■ **EXERCISE**: Return each line of the records holding the string "NCEP".

-- Begin EXTRACTED MATERIAL --

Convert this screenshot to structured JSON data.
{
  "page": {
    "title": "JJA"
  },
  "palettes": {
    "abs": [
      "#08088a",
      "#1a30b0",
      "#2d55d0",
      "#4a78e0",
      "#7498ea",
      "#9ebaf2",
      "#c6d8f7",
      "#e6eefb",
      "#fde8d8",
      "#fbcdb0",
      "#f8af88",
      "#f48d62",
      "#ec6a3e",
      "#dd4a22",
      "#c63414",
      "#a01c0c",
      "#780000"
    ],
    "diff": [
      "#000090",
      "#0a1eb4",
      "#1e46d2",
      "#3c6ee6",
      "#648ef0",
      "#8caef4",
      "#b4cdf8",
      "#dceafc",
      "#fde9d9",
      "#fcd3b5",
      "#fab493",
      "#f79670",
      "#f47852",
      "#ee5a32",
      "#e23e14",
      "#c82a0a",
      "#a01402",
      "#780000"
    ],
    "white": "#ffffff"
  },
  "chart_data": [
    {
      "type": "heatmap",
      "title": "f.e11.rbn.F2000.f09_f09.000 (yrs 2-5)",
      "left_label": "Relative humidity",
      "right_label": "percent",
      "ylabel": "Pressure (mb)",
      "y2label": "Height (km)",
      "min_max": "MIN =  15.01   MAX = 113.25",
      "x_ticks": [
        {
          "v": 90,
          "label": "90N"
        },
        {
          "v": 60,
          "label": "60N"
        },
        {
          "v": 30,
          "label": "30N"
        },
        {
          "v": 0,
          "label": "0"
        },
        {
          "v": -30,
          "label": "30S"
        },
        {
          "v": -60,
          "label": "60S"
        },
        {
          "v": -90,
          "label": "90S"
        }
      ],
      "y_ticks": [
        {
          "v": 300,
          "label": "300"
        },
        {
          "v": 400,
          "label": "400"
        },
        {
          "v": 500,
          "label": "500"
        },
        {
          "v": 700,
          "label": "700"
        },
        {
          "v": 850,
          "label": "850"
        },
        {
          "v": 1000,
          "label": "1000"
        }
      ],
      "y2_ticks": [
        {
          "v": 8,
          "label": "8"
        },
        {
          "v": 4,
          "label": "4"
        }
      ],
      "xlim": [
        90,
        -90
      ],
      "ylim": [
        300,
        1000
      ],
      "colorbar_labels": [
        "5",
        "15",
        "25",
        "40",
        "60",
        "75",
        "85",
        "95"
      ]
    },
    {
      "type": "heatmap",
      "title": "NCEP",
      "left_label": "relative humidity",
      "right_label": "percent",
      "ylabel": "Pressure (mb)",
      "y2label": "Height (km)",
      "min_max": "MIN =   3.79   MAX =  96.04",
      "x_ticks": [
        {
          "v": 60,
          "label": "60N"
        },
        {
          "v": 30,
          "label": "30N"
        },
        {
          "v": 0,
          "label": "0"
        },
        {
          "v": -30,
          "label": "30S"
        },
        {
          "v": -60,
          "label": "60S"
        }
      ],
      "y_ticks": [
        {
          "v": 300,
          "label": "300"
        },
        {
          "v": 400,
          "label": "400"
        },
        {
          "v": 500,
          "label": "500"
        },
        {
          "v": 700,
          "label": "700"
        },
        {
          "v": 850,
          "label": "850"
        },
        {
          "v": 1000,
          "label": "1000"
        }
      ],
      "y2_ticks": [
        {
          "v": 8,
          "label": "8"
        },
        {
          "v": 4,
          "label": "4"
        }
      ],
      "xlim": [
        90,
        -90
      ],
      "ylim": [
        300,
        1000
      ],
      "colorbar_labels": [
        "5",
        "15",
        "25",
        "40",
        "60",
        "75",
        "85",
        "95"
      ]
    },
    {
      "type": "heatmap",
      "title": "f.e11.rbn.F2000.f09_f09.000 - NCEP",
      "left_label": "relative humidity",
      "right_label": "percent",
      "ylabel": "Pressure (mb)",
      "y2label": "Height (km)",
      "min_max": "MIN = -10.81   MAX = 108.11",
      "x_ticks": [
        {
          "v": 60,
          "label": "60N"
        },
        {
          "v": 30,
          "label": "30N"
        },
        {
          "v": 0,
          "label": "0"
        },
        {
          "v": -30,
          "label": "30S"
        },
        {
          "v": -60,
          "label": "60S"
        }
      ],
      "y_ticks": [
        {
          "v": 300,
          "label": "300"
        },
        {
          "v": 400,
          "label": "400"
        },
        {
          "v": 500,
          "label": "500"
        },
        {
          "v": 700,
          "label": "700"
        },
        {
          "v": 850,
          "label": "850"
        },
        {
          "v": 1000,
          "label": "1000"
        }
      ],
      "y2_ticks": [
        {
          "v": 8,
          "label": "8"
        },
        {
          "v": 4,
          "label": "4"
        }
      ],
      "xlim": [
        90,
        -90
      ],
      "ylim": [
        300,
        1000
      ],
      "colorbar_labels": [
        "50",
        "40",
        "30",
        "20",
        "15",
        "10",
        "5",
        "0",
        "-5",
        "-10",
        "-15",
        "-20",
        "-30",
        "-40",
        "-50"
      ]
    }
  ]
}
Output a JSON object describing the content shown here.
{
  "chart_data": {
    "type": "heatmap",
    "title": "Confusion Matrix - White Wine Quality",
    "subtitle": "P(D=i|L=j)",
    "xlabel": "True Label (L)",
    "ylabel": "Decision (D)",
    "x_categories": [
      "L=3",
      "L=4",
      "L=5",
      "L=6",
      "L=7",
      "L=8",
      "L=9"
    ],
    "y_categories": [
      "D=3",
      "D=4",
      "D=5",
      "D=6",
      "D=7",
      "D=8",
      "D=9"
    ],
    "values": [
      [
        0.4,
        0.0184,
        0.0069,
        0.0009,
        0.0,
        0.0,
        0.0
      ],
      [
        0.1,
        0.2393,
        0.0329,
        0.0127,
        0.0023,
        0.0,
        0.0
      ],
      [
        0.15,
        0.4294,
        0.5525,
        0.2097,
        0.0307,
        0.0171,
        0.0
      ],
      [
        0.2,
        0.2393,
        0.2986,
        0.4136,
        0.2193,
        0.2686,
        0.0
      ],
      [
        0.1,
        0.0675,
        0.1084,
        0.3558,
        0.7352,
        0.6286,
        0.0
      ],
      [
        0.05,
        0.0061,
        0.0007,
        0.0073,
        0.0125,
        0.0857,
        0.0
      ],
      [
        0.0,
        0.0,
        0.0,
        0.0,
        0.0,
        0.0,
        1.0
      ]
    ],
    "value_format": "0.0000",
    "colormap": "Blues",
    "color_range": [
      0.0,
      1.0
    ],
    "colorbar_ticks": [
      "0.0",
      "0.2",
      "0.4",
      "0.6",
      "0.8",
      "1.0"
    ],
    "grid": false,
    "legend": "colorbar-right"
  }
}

-- End EXTRACTED MATERIAL --

■ **SOLUTION TO THE EXERCISE**:
      "title": "NCEP",
      "title": "f.e11.rbn.F2000.f09_f09.000 - NCEP",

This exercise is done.